** TASK INSTRUCTIONS **
Convert each line of the items below into a two-column Markdown table headed Row and Line, numbering the rows in order and leaving out blank lines.

** DATASET **
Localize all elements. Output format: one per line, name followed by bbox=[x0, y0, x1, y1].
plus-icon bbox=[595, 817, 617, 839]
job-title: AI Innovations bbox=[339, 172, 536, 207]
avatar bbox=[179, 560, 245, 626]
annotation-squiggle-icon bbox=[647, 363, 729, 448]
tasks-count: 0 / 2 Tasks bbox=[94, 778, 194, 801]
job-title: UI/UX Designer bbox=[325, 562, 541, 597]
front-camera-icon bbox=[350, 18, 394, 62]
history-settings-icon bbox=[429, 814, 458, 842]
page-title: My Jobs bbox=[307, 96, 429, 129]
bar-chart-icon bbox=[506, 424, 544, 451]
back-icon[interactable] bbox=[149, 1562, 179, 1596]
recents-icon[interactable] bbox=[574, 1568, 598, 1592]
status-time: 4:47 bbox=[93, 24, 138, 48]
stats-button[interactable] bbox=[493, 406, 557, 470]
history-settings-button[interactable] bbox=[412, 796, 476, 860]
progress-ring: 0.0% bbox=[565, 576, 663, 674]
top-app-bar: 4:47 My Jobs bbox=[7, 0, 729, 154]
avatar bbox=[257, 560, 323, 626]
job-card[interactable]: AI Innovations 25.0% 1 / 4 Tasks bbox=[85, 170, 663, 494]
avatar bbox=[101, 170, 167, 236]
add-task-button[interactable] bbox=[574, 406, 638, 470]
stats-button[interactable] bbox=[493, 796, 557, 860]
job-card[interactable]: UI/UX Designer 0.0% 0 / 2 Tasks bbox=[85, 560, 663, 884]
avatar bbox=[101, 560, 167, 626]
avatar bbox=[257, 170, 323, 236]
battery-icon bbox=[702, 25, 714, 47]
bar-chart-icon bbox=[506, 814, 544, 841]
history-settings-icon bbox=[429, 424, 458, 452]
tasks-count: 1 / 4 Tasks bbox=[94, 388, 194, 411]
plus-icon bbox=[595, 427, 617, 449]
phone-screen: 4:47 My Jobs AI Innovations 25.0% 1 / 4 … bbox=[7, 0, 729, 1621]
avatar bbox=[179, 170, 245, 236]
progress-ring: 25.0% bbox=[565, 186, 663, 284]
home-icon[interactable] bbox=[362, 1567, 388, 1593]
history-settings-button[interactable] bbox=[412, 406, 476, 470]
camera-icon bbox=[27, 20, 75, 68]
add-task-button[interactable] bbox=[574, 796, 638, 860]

** REPLY TO THE TASK **
| Row | Line |
|---|---|
| 1 | Localize all elements. Output format: one per line, name followed by bbox=[x0, y0, x1, y1]. |
| 2 | plus-icon bbox=[595, 817, 617, 839] |
| 3 | job-title: AI Innovations bbox=[339, 172, 536, 207] |
| 4 | avatar bbox=[179, 560, 245, 626] |
| 5 | annotation-squiggle-icon bbox=[647, 363, 729, 448] |
| 6 | tasks-count: 0 / 2 Tasks bbox=[94, 778, 194, 801] |
| 7 | job-title: UI/UX Designer bbox=[325, 562, 541, 597] |
| 8 | front-camera-icon bbox=[350, 18, 394, 62] |
| 9 | history-settings-icon bbox=[429, 814, 458, 842] |
| 10 | page-title: My Jobs bbox=[307, 96, 429, 129] |
| 11 | bar-chart-icon bbox=[506, 424, 544, 451] |
| 12 | back-icon[interactable] bbox=[149, 1562, 179, 1596] |
| 13 | recents-icon[interactable] bbox=[574, 1568, 598, 1592] |
| 14 | status-time: 4:47 bbox=[93, 24, 138, 48] |
| 15 | stats-button[interactable] bbox=[493, 406, 557, 470] |
| 16 | history-settings-button[interactable] bbox=[412, 796, 476, 860] |
| 17 | progress-ring: 0.0% bbox=[565, 576, 663, 674] |
| 18 | top-app-bar: 4:47 My Jobs bbox=[7, 0, 729, 154] |
| 19 | avatar bbox=[257, 560, 323, 626] |
| 20 | job-card[interactable]: AI Innovations 25.0% 1 / 4 Tasks bbox=[85, 170, 663, 494] |
| 21 | avatar bbox=[101, 170, 167, 236] |
| 22 | add-task-button[interactable] bbox=[574, 406, 638, 470] |
| 23 | stats-button[interactable] bbox=[493, 796, 557, 860] |
| 24 | job-card[interactable]: UI/UX Designer 0.0% 0 / 2 Tasks bbox=[85, 560, 663, 884] |
| 25 | avatar bbox=[101, 560, 167, 626] |
| 26 | avatar bbox=[257, 170, 323, 236] |
| 27 | battery-icon bbox=[702, 25, 714, 47] |
| 28 | bar-chart-icon bbox=[506, 814, 544, 841] |
| 29 | history-settings-icon bbox=[429, 424, 458, 452] |
| 30 | tasks-count: 1 / 4 Tasks bbox=[94, 388, 194, 411] |
| 31 | plus-icon bbox=[595, 427, 617, 449] |
| 32 | phone-screen: 4:47 My Jobs AI Innovations 25.0% 1 / 4 … bbox=[7, 0, 729, 1621] |
| 33 | avatar bbox=[179, 170, 245, 236] |
| 34 | progress-ring: 25.0% bbox=[565, 186, 663, 284] |
| 35 | home-icon[interactable] bbox=[362, 1567, 388, 1593] |
| 36 | history-settings-button[interactable] bbox=[412, 406, 476, 470] |
| 37 | camera-icon bbox=[27, 20, 75, 68] |
| 38 | add-task-button[interactable] bbox=[574, 796, 638, 860] |